** start of INFORMATION PROVIDED **

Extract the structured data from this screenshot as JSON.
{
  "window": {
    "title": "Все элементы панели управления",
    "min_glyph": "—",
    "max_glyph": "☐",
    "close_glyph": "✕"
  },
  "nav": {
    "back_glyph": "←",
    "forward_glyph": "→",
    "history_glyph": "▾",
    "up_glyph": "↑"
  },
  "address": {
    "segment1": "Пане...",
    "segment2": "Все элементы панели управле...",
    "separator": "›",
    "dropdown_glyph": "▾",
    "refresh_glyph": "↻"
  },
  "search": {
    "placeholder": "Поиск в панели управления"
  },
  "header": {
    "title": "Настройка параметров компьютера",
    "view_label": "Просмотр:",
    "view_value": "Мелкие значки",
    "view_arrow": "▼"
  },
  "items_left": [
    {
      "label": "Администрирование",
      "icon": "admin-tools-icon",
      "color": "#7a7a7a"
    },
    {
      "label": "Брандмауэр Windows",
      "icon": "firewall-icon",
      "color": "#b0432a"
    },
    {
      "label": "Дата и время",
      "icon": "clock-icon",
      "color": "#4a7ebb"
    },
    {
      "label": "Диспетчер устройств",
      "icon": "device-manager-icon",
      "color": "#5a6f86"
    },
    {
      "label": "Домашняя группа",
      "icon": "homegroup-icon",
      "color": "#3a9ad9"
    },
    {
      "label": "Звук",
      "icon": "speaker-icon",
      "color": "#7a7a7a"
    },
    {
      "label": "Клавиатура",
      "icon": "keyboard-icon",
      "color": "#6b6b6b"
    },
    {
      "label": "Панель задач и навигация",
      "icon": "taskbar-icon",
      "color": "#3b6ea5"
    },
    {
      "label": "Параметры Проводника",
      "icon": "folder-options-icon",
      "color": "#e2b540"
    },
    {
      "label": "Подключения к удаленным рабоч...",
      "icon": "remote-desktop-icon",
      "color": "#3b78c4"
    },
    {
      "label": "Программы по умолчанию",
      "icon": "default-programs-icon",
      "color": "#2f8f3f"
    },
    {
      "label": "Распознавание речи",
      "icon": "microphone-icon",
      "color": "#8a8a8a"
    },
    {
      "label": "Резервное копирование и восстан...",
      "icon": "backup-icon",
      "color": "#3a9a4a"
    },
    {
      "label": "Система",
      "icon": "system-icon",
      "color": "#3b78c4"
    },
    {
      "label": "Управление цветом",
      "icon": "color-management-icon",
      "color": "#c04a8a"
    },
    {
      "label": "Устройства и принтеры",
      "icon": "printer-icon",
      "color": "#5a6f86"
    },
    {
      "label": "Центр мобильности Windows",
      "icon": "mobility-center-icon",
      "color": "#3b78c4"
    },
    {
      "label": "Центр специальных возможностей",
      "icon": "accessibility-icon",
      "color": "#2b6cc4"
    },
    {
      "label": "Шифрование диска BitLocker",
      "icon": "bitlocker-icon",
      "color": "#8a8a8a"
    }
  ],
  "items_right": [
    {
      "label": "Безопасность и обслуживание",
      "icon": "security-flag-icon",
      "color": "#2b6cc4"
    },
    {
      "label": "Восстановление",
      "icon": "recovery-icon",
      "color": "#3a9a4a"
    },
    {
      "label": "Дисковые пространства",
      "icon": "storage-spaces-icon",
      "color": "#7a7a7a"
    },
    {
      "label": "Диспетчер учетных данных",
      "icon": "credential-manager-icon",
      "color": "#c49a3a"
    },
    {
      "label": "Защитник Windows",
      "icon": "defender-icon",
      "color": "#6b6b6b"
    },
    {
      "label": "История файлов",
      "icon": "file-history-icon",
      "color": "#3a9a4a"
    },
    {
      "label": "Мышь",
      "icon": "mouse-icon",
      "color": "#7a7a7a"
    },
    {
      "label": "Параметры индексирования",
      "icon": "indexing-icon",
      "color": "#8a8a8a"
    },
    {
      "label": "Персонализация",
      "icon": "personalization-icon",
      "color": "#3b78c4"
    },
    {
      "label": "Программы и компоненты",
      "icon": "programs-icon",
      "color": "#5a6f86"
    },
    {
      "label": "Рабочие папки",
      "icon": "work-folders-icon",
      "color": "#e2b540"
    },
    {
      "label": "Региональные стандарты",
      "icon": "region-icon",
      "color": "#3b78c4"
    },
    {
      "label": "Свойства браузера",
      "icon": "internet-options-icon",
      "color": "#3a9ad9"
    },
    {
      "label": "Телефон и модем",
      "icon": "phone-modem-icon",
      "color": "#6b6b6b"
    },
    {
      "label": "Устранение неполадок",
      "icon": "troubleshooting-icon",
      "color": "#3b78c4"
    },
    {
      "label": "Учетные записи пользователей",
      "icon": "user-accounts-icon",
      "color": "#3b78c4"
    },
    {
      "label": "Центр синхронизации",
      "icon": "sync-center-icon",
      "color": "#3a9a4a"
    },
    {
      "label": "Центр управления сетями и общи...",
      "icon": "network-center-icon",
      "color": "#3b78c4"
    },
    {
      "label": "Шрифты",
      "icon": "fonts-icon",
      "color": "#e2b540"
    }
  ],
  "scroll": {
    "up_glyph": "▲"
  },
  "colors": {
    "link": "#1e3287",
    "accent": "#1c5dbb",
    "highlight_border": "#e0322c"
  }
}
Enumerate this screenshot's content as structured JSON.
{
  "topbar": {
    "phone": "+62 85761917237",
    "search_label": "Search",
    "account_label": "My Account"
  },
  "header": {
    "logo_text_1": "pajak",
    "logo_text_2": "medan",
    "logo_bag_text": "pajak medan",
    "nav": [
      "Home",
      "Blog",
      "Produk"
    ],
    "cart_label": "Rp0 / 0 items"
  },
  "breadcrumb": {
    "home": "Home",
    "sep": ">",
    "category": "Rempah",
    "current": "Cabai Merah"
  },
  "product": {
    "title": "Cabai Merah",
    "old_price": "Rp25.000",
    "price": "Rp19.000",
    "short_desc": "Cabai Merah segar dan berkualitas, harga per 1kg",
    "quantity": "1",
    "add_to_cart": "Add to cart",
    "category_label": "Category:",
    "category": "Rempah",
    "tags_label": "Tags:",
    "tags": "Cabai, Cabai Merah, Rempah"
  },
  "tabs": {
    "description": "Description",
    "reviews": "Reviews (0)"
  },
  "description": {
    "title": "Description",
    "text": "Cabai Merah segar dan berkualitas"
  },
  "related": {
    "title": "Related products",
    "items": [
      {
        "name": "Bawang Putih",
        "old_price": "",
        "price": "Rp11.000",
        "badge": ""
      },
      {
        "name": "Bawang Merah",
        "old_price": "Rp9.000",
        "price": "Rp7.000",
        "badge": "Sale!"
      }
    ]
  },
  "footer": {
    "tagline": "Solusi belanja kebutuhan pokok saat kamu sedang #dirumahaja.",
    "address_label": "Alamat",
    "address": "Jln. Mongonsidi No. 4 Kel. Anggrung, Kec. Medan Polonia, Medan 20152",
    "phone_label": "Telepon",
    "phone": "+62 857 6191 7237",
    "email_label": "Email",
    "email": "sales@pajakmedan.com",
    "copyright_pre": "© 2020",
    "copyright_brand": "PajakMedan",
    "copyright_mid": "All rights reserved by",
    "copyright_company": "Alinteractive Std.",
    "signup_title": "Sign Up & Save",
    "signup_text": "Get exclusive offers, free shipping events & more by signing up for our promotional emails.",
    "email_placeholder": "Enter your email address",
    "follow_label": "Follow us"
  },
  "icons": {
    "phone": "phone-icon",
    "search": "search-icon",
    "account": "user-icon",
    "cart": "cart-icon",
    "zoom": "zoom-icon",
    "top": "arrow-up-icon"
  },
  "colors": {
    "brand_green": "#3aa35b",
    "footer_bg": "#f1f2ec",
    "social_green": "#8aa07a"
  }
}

** end of INFORMATION PROVIDED **

* WHAT TO DO
Faithfully copy every entry, leaving nothing out.

* SOLUTION TO THIS TASK
Extract the structured data from this screenshot as JSON.
{
  "window": {
    "title": "Все элементы панели управления",
    "min_glyph": "—",
    "max_glyph": "☐",
    "close_glyph": "✕"
  },
  "nav": {
    "back_glyph": "←",
    "forward_glyph": "→",
    "history_glyph": "▾",
    "up_glyph": "↑"
  },
  "address": {
    "segment1": "Пане...",
    "segment2": "Все элементы панели управле...",
    "separator": "›",
    "dropdown_glyph": "▾",
    "refresh_glyph": "↻"
  },
  "search": {
    "placeholder": "Поиск в панели управления"
  },
  "header": {
    "title": "Настройка параметров компьютера",
    "view_label": "Просмотр:",
    "view_value": "Мелкие значки",
    "view_arrow": "▼"
  },
  "items_left": [
    {
      "label": "Администрирование",
      "icon": "admin-tools-icon",
      "color": "#7a7a7a"
    },
    {
      "label": "Брандмауэр Windows",
      "icon": "firewall-icon",
      "color": "#b0432a"
    },
    {
      "label": "Дата и время",
      "icon": "clock-icon",
      "color": "#4a7ebb"
    },
    {
      "label": "Диспетчер устройств",
      "icon": "device-manager-icon",
      "color": "#5a6f86"
    },
    {
      "label": "Домашняя группа",
      "icon": "homegroup-icon",
      "color": "#3a9ad9"
    },
    {
      "label": "Звук",
      "icon": "speaker-icon",
      "color": "#7a7a7a"
    },
    {
      "label": "Клавиатура",
      "icon": "keyboard-icon",
      "color": "#6b6b6b"
    },
    {
      "label": "Панель задач и навигация",
      "icon": "taskbar-icon",
      "color": "#3b6ea5"
    },
    {
      "label": "Параметры Проводника",
      "icon": "folder-options-icon",
      "color": "#e2b540"
    },
    {
      "label": "Подключения к удаленным рабоч...",
      "icon": "remote-desktop-icon",
      "color": "#3b78c4"
    },
    {
      "label": "Программы по умолчанию",
      "icon": "default-programs-icon",
      "color": "#2f8f3f"
    },
    {
      "label": "Распознавание речи",
      "icon": "microphone-icon",
      "color": "#8a8a8a"
    },
    {
      "label": "Резервное копирование и восстан...",
      "icon": "backup-icon",
      "color": "#3a9a4a"
    },
    {
      "label": "Система",
      "icon": "system-icon",
      "color": "#3b78c4"
    },
    {
      "label": "Управление цветом",
      "icon": "color-management-icon",
      "color": "#c04a8a"
    },
    {
      "label": "Устройства и принтеры",
      "icon": "printer-icon",
      "color": "#5a6f86"
    },
    {
      "label": "Центр мобильности Windows",
      "icon": "mobility-center-icon",
      "color": "#3b78c4"
    },
    {
      "label": "Центр специальных возможностей",
      "icon": "accessibility-icon",
      "color": "#2b6cc4"
    },
    {
      "label": "Шифрование диска BitLocker",
      "icon": "bitlocker-icon",
      "color": "#8a8a8a"
    }
  ],
  "items_right": [
    {
      "label": "Безопасность и обслуживание",
      "icon": "security-flag-icon",
      "color": "#2b6cc4"
    },
    {
      "label": "Восстановление",
      "icon": "recovery-icon",
      "color": "#3a9a4a"
    },
    {
      "label": "Дисковые пространства",
      "icon": "storage-spaces-icon",
      "color": "#7a7a7a"
    },
    {
      "label": "Диспетчер учетных данных",
      "icon": "credential-manager-icon",
      "color": "#c49a3a"
    },
    {
      "label": "Защитник Windows",
      "icon": "defender-icon",
      "color": "#6b6b6b"
    },
    {
      "label": "История файлов",
      "icon": "file-history-icon",
      "color": "#3a9a4a"
    },
    {
      "label": "Мышь",
      "icon": "mouse-icon",
      "color": "#7a7a7a"
    },
    {
      "label": "Параметры индексирования",
      "icon": "indexing-icon",
      "color": "#8a8a8a"
    },
    {
      "label": "Персонализация",
      "icon": "personalization-icon",
      "color": "#3b78c4"
    },
    {
      "label": "Программы и компоненты",
      "icon": "programs-icon",
      "color": "#5a6f86"
    },
    {
      "label": "Рабочие папки",
      "icon": "work-folders-icon",
      "color": "#e2b540"
    },
    {
      "label": "Региональные стандарты",
      "icon": "region-icon",
      "color": "#3b78c4"
    },
    {
      "label": "Свойства браузера",
      "icon": "internet-options-icon",
      "color": "#3a9ad9"
    },
    {
      "label": "Телефон и модем",
      "icon": "phone-modem-icon",
      "color": "#6b6b6b"
    },
    {
      "label": "Устранение неполадок",
      "icon": "troubleshooting-icon",
      "color": "#3b78c4"
    },
    {
      "label": "Учетные записи пользователей",
      "icon": "user-accounts-icon",
      "color": "#3b78c4"
    },
    {
      "label": "Центр синхронизации",
      "icon": "sync-center-icon",
      "color": "#3a9a4a"
    },
    {
      "label": "Центр управления сетями и общи...",
      "icon": "network-center-icon",
      "color": "#3b78c4"
    },
    {
      "label": "Шрифты",
      "icon": "fonts-icon",
      "color": "#e2b540"
    }
  ],
  "scroll": {
    "up_glyph": "▲"
  },
  "colors": {
    "link": "#1e3287",
    "accent": "#1c5dbb",
    "highlight_border": "#e0322c"
  }
}
Enumerate this screenshot's content as structured JSON.
{
  "topbar": {
    "phone": "+62 85761917237",
    "search_label": "Search",
    "account_label": "My Account"
  },
  "header": {
    "logo_text_1": "pajak",
    "logo_text_2": "medan",
    "logo_bag_text": "pajak medan",
    "nav": [
      "Home",
      "Blog",
      "Produk"
    ],
    "cart_label": "Rp0 / 0 items"
  },
  "breadcrumb": {
    "home": "Home",
    "sep": ">",
    "category": "Rempah",
    "current": "Cabai Merah"
  },
  "product": {
    "title": "Cabai Merah",
    "old_price": "Rp25.000",
    "price": "Rp19.000",
    "short_desc": "Cabai Merah segar dan berkualitas, harga per 1kg",
    "quantity": "1",
    "add_to_cart": "Add to cart",
    "category_label": "Category:",
    "category": "Rempah",
    "tags_label": "Tags:",
    "tags": "Cabai, Cabai Merah, Rempah"
  },
  "tabs": {
    "description": "Description",
    "reviews": "Reviews (0)"
  },
  "description": {
    "title": "Description",
    "text": "Cabai Merah segar dan berkualitas"
  },
  "related": {
    "title": "Related products",
    "items": [
      {
        "name": "Bawang Putih",
        "old_price": "",
        "price": "Rp11.000",
        "badge": ""
      },
      {
        "name": "Bawang Merah",
        "old_price": "Rp9.000",
        "price": "Rp7.000",
        "badge": "Sale!"
      }
    ]
  },
  "footer": {
    "tagline": "Solusi belanja kebutuhan pokok saat kamu sedang #dirumahaja.",
    "address_label": "Alamat",
    "address": "Jln. Mongonsidi No. 4 Kel. Anggrung, Kec. Medan Polonia, Medan 20152",
    "phone_label": "Telepon",
    "phone": "+62 857 6191 7237",
    "email_label": "Email",
    "email": "sales@pajakmedan.com",
    "copyright_pre": "© 2020",
    "copyright_brand": "PajakMedan",
    "copyright_mid": "All rights reserved by",
    "copyright_company": "Alinteractive Std.",
    "signup_title": "Sign Up & Save",
    "signup_text": "Get exclusive offers, free shipping events & more by signing up for our promotional emails.",
    "email_placeholder": "Enter your email address",
    "follow_label": "Follow us"
  },
  "icons": {
    "phone": "phone-icon",
    "search": "search-icon",
    "account": "user-icon",
    "cart": "cart-icon",
    "zoom": "zoom-icon",
    "top": "arrow-up-icon"
  },
  "colors": {
    "brand_green": "#3aa35b",
    "footer_bg": "#f1f2ec",
    "social_green": "#8aa07a"
  }
}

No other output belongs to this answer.